*Set task*. Report back each line of the records that contains the string "side".

*Rows*.
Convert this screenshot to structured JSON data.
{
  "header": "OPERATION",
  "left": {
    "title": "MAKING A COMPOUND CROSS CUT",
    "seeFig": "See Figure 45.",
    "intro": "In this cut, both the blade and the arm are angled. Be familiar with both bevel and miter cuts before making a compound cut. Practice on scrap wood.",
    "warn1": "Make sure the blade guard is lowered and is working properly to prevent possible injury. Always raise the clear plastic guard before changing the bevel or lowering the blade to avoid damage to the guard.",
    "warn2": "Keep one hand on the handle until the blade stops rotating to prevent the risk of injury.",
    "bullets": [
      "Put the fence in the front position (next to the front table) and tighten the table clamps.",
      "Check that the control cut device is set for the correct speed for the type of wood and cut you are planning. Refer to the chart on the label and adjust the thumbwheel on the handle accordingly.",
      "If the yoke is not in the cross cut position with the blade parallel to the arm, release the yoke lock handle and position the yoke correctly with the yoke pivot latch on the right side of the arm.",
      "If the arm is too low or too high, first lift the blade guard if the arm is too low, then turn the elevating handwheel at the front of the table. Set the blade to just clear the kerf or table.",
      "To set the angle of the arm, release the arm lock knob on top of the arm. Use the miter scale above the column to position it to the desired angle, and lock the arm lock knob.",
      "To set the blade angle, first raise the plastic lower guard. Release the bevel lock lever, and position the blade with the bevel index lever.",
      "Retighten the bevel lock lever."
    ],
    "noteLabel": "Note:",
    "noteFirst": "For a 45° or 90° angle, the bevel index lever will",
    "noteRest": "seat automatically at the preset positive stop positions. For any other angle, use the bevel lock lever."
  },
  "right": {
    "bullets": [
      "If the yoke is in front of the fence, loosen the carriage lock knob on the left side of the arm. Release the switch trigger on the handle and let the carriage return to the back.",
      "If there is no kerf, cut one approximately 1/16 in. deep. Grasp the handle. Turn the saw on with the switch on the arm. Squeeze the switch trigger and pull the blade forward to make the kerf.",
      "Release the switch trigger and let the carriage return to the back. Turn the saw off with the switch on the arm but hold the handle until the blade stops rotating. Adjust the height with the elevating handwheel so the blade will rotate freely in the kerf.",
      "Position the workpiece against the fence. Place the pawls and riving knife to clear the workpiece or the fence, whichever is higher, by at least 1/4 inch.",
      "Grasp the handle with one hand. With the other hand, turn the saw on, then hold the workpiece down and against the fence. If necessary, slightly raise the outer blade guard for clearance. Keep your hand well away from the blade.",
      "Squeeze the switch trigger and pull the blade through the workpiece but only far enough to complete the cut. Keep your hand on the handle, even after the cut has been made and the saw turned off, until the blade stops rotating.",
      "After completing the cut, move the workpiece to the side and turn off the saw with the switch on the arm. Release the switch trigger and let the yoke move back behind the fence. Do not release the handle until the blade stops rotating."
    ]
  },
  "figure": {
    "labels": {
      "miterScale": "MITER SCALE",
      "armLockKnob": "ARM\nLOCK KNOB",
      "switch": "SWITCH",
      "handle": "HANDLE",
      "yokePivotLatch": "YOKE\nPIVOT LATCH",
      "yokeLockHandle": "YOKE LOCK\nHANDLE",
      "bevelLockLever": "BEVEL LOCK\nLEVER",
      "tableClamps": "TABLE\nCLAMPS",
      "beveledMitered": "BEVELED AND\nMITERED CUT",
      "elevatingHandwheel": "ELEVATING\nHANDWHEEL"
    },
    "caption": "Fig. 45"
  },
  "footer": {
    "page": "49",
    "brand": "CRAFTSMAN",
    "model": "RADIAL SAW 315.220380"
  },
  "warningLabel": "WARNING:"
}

*Output for this exercise*.
      "If the yoke is not in the cross cut position with the blade parallel to the arm, release the yoke lock handle and position the yoke correctly with the yoke pivot latch on the right side of the arm.",
      "If the yoke is in front of the fence, loosen the carriage lock knob on the left side of the arm. Release the switch trigger on the handle and let the carriage return to the back.",
      "After completing the cut, move the workpiece to the side and turn off the saw with the switch on the arm. Release the switch trigger and let the yoke move back behind the fence. Do not release the handle until the blade stops rotating."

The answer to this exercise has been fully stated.